## start DATA LINES

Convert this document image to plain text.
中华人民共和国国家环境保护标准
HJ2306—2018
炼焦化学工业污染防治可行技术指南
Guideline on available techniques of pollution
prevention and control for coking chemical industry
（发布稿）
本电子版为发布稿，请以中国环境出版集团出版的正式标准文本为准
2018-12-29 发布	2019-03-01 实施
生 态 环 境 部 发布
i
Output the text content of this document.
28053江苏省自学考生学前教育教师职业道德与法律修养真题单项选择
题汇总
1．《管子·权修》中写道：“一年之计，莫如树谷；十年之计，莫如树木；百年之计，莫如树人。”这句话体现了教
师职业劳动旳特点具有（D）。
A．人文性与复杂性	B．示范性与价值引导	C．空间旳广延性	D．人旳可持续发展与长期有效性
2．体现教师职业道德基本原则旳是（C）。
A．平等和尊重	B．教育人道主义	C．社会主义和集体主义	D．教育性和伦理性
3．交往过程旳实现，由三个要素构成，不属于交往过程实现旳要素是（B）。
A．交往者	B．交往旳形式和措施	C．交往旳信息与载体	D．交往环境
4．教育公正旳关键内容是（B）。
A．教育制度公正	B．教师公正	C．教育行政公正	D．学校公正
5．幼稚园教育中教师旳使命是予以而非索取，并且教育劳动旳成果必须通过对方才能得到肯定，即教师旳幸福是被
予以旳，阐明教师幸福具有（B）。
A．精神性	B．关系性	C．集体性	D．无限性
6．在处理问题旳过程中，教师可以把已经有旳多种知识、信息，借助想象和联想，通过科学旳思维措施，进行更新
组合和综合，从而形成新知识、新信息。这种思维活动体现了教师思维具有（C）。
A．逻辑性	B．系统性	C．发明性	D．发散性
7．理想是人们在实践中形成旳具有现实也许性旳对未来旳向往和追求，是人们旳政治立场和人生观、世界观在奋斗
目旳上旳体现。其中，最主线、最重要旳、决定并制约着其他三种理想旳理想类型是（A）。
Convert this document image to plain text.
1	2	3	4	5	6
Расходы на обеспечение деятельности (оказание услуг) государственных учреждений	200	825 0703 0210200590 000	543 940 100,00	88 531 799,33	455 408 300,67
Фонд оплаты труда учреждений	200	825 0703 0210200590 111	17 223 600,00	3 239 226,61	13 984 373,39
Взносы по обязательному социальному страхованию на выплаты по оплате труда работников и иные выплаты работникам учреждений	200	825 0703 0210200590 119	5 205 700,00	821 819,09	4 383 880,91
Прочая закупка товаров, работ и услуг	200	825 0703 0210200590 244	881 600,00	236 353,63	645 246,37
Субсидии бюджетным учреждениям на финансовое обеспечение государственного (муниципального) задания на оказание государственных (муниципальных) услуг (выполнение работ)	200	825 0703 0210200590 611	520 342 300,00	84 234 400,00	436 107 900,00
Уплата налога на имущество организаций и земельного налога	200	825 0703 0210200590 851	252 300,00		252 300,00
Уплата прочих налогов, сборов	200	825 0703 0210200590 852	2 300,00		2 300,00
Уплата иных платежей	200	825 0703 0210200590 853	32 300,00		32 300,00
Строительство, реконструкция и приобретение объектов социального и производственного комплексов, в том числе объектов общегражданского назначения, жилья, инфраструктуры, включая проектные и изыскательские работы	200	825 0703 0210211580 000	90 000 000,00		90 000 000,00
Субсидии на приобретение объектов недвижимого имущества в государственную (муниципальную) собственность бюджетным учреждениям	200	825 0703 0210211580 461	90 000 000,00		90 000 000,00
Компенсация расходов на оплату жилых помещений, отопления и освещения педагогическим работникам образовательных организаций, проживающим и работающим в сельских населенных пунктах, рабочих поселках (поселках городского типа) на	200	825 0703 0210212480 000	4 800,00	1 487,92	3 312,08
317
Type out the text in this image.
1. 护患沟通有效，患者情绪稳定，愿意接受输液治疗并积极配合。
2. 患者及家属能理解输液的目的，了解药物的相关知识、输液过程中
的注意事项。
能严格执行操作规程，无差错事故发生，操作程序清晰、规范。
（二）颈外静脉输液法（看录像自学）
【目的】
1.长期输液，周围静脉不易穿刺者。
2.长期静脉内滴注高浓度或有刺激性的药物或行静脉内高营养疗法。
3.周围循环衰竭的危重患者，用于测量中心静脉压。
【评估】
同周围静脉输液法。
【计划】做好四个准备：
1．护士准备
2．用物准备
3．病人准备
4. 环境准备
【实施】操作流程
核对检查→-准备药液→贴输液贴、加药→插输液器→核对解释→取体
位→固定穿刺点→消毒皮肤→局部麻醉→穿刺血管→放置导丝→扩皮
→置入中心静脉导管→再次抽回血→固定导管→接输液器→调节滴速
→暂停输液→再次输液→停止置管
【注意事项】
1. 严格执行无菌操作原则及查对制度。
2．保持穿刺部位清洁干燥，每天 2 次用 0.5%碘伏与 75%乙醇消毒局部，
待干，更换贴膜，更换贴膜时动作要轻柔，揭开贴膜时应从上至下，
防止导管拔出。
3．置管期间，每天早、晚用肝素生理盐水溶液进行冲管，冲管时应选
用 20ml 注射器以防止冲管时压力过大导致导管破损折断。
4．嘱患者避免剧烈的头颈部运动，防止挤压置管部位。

## end DATA LINES

= PROBLEM DESCRIPTION =
Report each line of the material above where the word "text" appears.

= SOLUTION TO THIS PROBLEM =
Convert this document image to plain text.
Output the text content of this document.
Convert this document image to plain text.
Type out the text in this image.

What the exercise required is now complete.